___ Data for this task ___
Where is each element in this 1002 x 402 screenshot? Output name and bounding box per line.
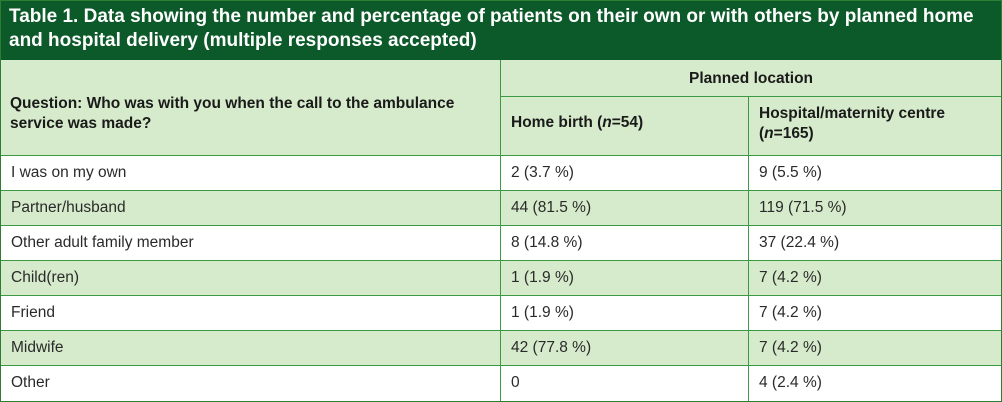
- home-birth-header: Home birth (n=54): [501, 97, 749, 155]
- table-title: Table 1. Data showing the number and per…: [1, 1, 1001, 60]
- table-row: Friend 1 (1.9 %) 7 (4.2 %): [1, 296, 1001, 331]
- row-label: Midwife: [1, 331, 501, 365]
- hospital-header-prefix: Hospital/maternity centre (: [759, 105, 946, 142]
- table-row: Other 0 4 (2.4 %): [1, 366, 1001, 401]
- home-birth-header-n: n: [602, 114, 612, 131]
- home-birth-value: 0: [501, 366, 749, 401]
- home-birth-value: 8 (14.8 %): [501, 226, 749, 260]
- hospital-value: 119 (71.5 %): [759, 199, 847, 216]
- hospital-header: Hospital/maternity centre (n=165): [749, 97, 1001, 155]
- home-birth-value: 42 (77.8 %): [501, 331, 749, 365]
- home-birth-header-suffix: =54): [611, 114, 644, 131]
- row-label: Friend: [1, 296, 501, 330]
- table-row: I was on my own 2 (3.7 %) 9 (5.5 %): [1, 156, 1001, 191]
- home-birth-value: 44 (81.5 %): [501, 191, 749, 225]
- table-row: Other adult family member 8 (14.8 %) 37 …: [1, 226, 1001, 261]
- home-birth-value: 2 (3.7 %): [501, 156, 749, 190]
- planned-location-header: Planned location: [501, 60, 1001, 97]
- table-row: Midwife 42 (77.8 %) 7 (4.2 %): [1, 331, 1001, 366]
- table-row: Partner/husband 44 (81.5 %) 119 (71.5 %): [1, 191, 1001, 226]
- hospital-value: 9 (5.5 %): [759, 164, 822, 181]
- home-birth-value: 1 (1.9 %): [501, 261, 749, 295]
- home-birth-value: 1 (1.9 %): [501, 296, 749, 330]
- hospital-value: 7 (4.2 %): [759, 304, 822, 321]
- table-row: Child(ren) 1 (1.9 %) 7 (4.2 %): [1, 261, 1001, 296]
- table-body: I was on my own 2 (3.7 %) 9 (5.5 %) Part…: [1, 156, 1001, 401]
- question-header: Question: Who was with you when the call…: [1, 60, 501, 155]
- hospital-header-suffix: =165): [773, 125, 814, 142]
- home-birth-header-prefix: Home birth (: [511, 114, 603, 131]
- row-label: Other adult family member: [1, 226, 501, 260]
- table-header: Question: Who was with you when the call…: [1, 60, 1001, 156]
- hospital-value: 7 (4.2 %): [759, 339, 822, 356]
- row-label: Other: [1, 366, 501, 401]
- row-label: Partner/husband: [1, 191, 501, 225]
- row-label: Child(ren): [1, 261, 501, 295]
- hospital-header-n: n: [764, 125, 774, 142]
- row-label: I was on my own: [1, 156, 501, 190]
- hospital-value: 37 (22.4 %): [759, 234, 840, 251]
- hospital-value: 4 (2.4 %): [759, 374, 822, 391]
- hospital-value: 7 (4.2 %): [759, 269, 822, 286]
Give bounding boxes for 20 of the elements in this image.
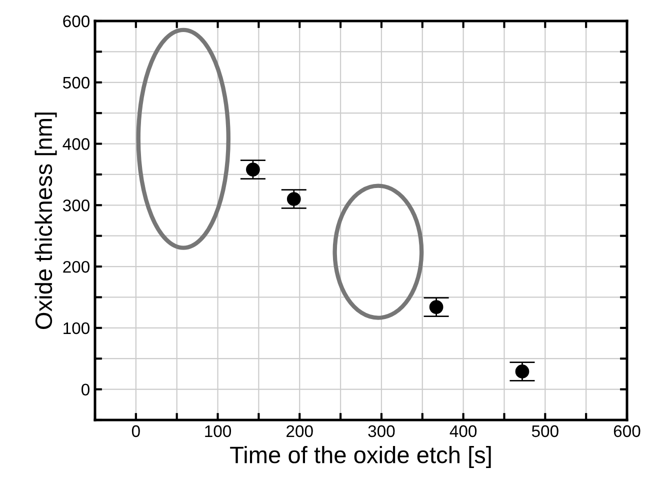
y-tick-label: 500 <box>63 76 90 89</box>
x-tick-label: 400 <box>450 425 477 438</box>
point <box>286 192 301 206</box>
y-tick-label: 0 <box>82 384 90 396</box>
point <box>246 162 260 176</box>
x-tick-label: 200 <box>286 425 313 438</box>
y-tick-label: 300 <box>62 200 90 212</box>
y-axis-title: Oxide thickness [nm] <box>34 112 57 329</box>
x-tick-label: 0 <box>132 425 140 438</box>
point <box>515 364 530 378</box>
x-tick-label: 100 <box>205 425 232 438</box>
y-tick-label: 600 <box>63 15 90 28</box>
x-axis-title: Time of the oxide etch [s] <box>230 446 491 468</box>
y-tick-label: 200 <box>63 260 90 273</box>
x-tick-label: 600 <box>614 425 640 438</box>
x-tick-label: 300 <box>368 425 395 438</box>
point <box>429 300 444 314</box>
y-tick-label: 400 <box>62 138 90 150</box>
y-tick-label: 100 <box>64 322 90 334</box>
x-tick-label: 500 <box>532 425 558 438</box>
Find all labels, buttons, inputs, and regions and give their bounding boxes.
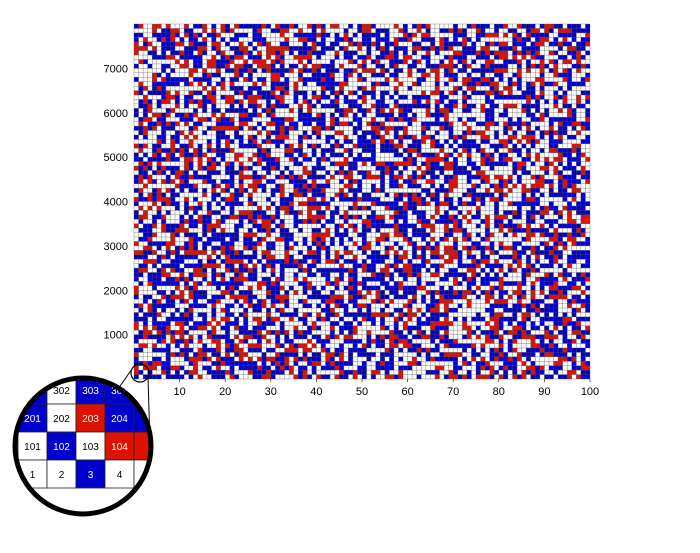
inset-cell-label: 102	[53, 442, 70, 453]
inset-cell-label: 104	[111, 442, 128, 453]
inset-cell-label: 2	[59, 470, 65, 481]
x-tick-label: 70	[447, 386, 459, 398]
magnifier-source-circle	[130, 363, 150, 383]
x-tick-label: 50	[356, 386, 368, 398]
magnifier-lens	[12, 375, 154, 517]
inset-cell-label: 103	[82, 442, 99, 453]
y-tick-label: 1000	[104, 330, 128, 342]
x-tick-label: 90	[538, 386, 550, 398]
inset-cell-label: 202	[53, 414, 70, 425]
y-tick-label: 2000	[104, 285, 128, 297]
x-tick-label: 20	[219, 386, 231, 398]
inset-cell	[75, 459, 106, 489]
x-tick-label: 40	[310, 386, 322, 398]
y-tick-label: 4000	[104, 197, 128, 209]
inset-cell	[75, 403, 106, 433]
inset-cell	[104, 459, 135, 489]
inset-cell-label: 204	[111, 414, 128, 425]
inset-cell	[47, 348, 76, 376]
inset-cell	[104, 431, 135, 461]
x-tick-label: 60	[401, 386, 413, 398]
inset-cell-label: 3	[88, 470, 94, 481]
inset-cell-label: 201	[24, 414, 41, 425]
inset-cell-label: 303	[82, 386, 99, 397]
inset-cell	[76, 348, 105, 376]
y-tick-label: 7000	[104, 63, 128, 75]
plot-area	[133, 23, 591, 380]
y-tick-label: 6000	[104, 108, 128, 120]
inset-cell	[18, 348, 47, 376]
inset-cell-label: 101	[24, 442, 41, 453]
inset-cell-label: 203	[82, 414, 99, 425]
inset-cell-label: 302	[53, 386, 70, 397]
x-tick-label: 10	[173, 386, 185, 398]
y-tick-label: 5000	[104, 152, 128, 164]
inset-cell	[17, 431, 48, 461]
x-tick-label: 80	[493, 386, 505, 398]
grid-lines	[133, 23, 591, 380]
inset-cell-label: 1	[30, 470, 36, 481]
x-tick-label: 100	[581, 386, 599, 398]
inset-cell	[75, 431, 106, 461]
inset-cell-label: 4	[117, 470, 123, 481]
magnifier-connector	[117, 368, 133, 390]
x-axis: 10 20 30 40 50 60 70 80 90 100	[173, 379, 599, 398]
y-axis: 1000 2000 3000 4000 5000 6000 7000	[104, 63, 128, 341]
y-tick-label: 3000	[104, 241, 128, 253]
x-tick-label: 30	[265, 386, 277, 398]
inset-cell	[46, 459, 77, 489]
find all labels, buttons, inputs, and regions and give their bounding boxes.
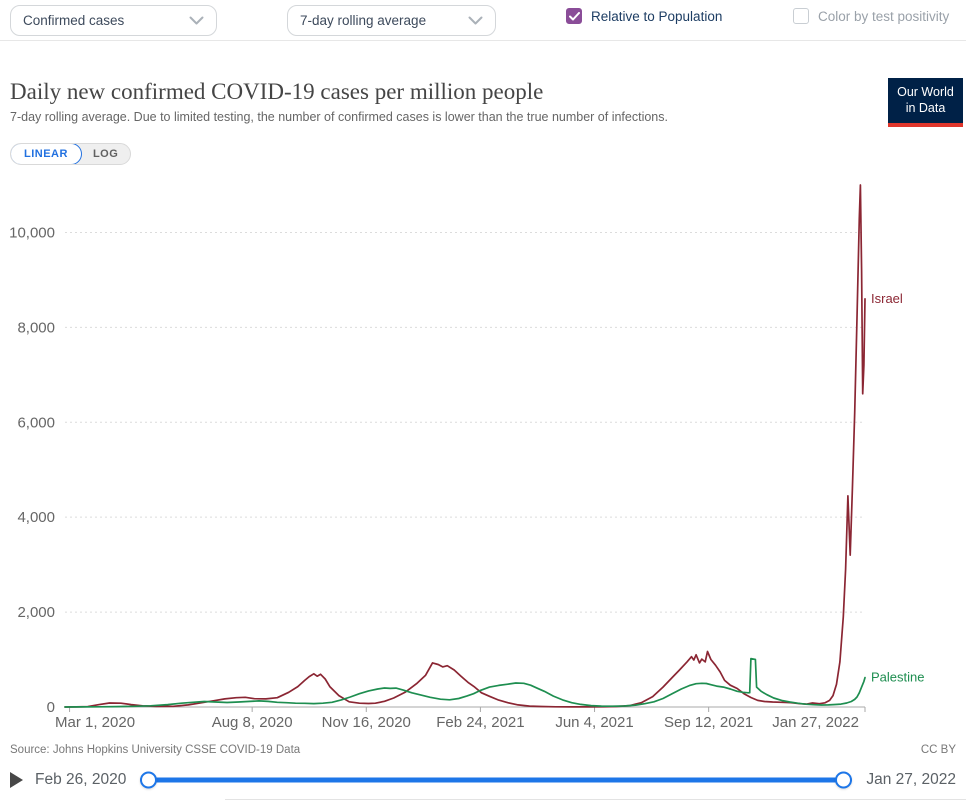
___
### [Brief]
Give all of these records again with every "row-label" changed to "row-name" and everything else unchanged. Leave out the pictures.

### [Final answer]
Where is each element in this 1002 x 402 screenshot? Output name and bounding box per line.
- home-birth-header: Home birth (n=54): [501, 97, 749, 155]
- table-title: Table 1. Data showing the number and per…: [1, 1, 1001, 60]
- table-row: Friend 1 (1.9 %) 7 (4.2 %): [1, 296, 1001, 331]
- row-name: Midwife: [1, 331, 501, 365]
- hospital-header-prefix: Hospital/maternity centre (: [759, 105, 946, 142]
- table-row: Other 0 4 (2.4 %): [1, 366, 1001, 401]
- home-birth-header-n: n: [602, 114, 612, 131]
- home-birth-value: 0: [501, 366, 749, 401]
- home-birth-value: 8 (14.8 %): [501, 226, 749, 260]
- hospital-value: 119 (71.5 %): [759, 199, 847, 216]
- hospital-header: Hospital/maternity centre (n=165): [749, 97, 1001, 155]
- home-birth-value: 42 (77.8 %): [501, 331, 749, 365]
- home-birth-header-suffix: =54): [611, 114, 644, 131]
- row-name: Friend: [1, 296, 501, 330]
- table-row: I was on my own 2 (3.7 %) 9 (5.5 %): [1, 156, 1001, 191]
- home-birth-value: 44 (81.5 %): [501, 191, 749, 225]
- table-row: Other adult family member 8 (14.8 %) 37 …: [1, 226, 1001, 261]
- home-birth-value: 2 (3.7 %): [501, 156, 749, 190]
- planned-location-header: Planned location: [501, 60, 1001, 97]
- table-row: Midwife 42 (77.8 %) 7 (4.2 %): [1, 331, 1001, 366]
- table-row: Partner/husband 44 (81.5 %) 119 (71.5 %): [1, 191, 1001, 226]
- hospital-value: 9 (5.5 %): [759, 164, 822, 181]
- home-birth-value: 1 (1.9 %): [501, 261, 749, 295]
- home-birth-value: 1 (1.9 %): [501, 296, 749, 330]
- hospital-value: 7 (4.2 %): [759, 304, 822, 321]
- table-row: Child(ren) 1 (1.9 %) 7 (4.2 %): [1, 261, 1001, 296]
- table-body: I was on my own 2 (3.7 %) 9 (5.5 %) Part…: [1, 156, 1001, 401]
- question-header: Question: Who was with you when the call…: [1, 60, 501, 155]
- hospital-header-suffix: =165): [773, 125, 814, 142]
- home-birth-header-prefix: Home birth (: [511, 114, 603, 131]
- row-name: Other adult family member: [1, 226, 501, 260]
- table-header: Question: Who was with you when the call…: [1, 60, 1001, 156]
- hospital-value: 7 (4.2 %): [759, 339, 822, 356]
- row-name: Other: [1, 366, 501, 401]
- row-name: Partner/husband: [1, 191, 501, 225]
- row-name: Child(ren): [1, 261, 501, 295]
- hospital-header-n: n: [764, 125, 774, 142]
- row-name: I was on my own: [1, 156, 501, 190]
- hospital-value: 37 (22.4 %): [759, 234, 840, 251]
- hospital-value: 4 (2.4 %): [759, 374, 822, 391]
- hospital-value: 7 (4.2 %): [759, 269, 822, 286]
Give bounding boxes for 20 of the elements in this image.
y-tick-label: 500 <box>63 76 90 89</box>
x-tick-label: 400 <box>450 425 477 438</box>
point <box>286 192 301 206</box>
y-tick-label: 0 <box>82 384 90 396</box>
point <box>246 162 260 176</box>
x-tick-label: 200 <box>286 425 313 438</box>
y-tick-label: 300 <box>62 200 90 212</box>
y-axis-title: Oxide thickness [nm] <box>34 112 57 329</box>
x-tick-label: 0 <box>132 425 140 438</box>
point <box>515 364 530 378</box>
x-tick-label: 100 <box>205 425 232 438</box>
y-tick-label: 600 <box>63 15 90 28</box>
x-axis-title: Time of the oxide etch [s] <box>230 446 491 468</box>
y-tick-label: 200 <box>63 260 90 273</box>
x-tick-label: 600 <box>614 425 640 438</box>
x-tick-label: 300 <box>368 425 395 438</box>
point <box>429 300 444 314</box>
y-tick-label: 400 <box>62 138 90 150</box>
y-tick-label: 100 <box>64 322 90 334</box>
x-tick-label: 500 <box>532 425 558 438</box>
Find all labels, buttons, inputs, and regions and give their bounding boxes.
inset-cell-label: 102	[53, 442, 70, 453]
inset-cell-label: 104	[111, 442, 128, 453]
inset-cell-label: 2	[59, 470, 65, 481]
x-tick-label: 70	[447, 386, 459, 398]
magnifier-source-circle	[130, 363, 150, 383]
x-tick-label: 50	[356, 386, 368, 398]
magnifier-lens	[12, 375, 154, 517]
inset-cell-label: 103	[82, 442, 99, 453]
y-tick-label: 1000	[104, 330, 128, 342]
x-tick-label: 90	[538, 386, 550, 398]
inset-cell-label: 202	[53, 414, 70, 425]
y-tick-label: 2000	[104, 285, 128, 297]
x-tick-label: 20	[219, 386, 231, 398]
inset-cell	[75, 459, 106, 489]
x-tick-label: 40	[310, 386, 322, 398]
y-tick-label: 4000	[104, 197, 128, 209]
inset-cell	[75, 403, 106, 433]
inset-cell	[104, 459, 135, 489]
inset-cell-label: 204	[111, 414, 128, 425]
inset-cell	[47, 348, 76, 376]
inset-cell	[104, 431, 135, 461]
x-tick-label: 60	[401, 386, 413, 398]
inset-cell-label: 3	[88, 470, 94, 481]
inset-cell-label: 201	[24, 414, 41, 425]
inset-cell-label: 303	[82, 386, 99, 397]
inset-cell	[76, 348, 105, 376]
y-tick-label: 7000	[104, 63, 128, 75]
plot-area	[133, 23, 591, 380]
y-tick-label: 6000	[104, 108, 128, 120]
inset-cell	[18, 348, 47, 376]
inset-cell-label: 101	[24, 442, 41, 453]
inset-cell-label: 203	[82, 414, 99, 425]
inset-cell-label: 302	[53, 386, 70, 397]
x-tick-label: 10	[173, 386, 185, 398]
y-tick-label: 5000	[104, 152, 128, 164]
inset-cell	[17, 431, 48, 461]
x-tick-label: 80	[493, 386, 505, 398]
grid-lines	[133, 23, 591, 380]
inset-cell-label: 1	[30, 470, 36, 481]
x-tick-label: 100	[581, 386, 599, 398]
inset-cell	[75, 431, 106, 461]
inset-cell-label: 4	[117, 470, 123, 481]
magnifier-connector	[117, 368, 133, 390]
x-axis: 10 20 30 40 50 60 70 80 90 100	[173, 379, 599, 398]
y-axis: 1000 2000 3000 4000 5000 6000 7000	[104, 63, 128, 341]
y-tick-label: 3000	[104, 241, 128, 253]
x-tick-label: 30	[265, 386, 277, 398]
inset-cell	[46, 459, 77, 489]
find all labels, buttons, inputs, and regions and give their bounding boxes.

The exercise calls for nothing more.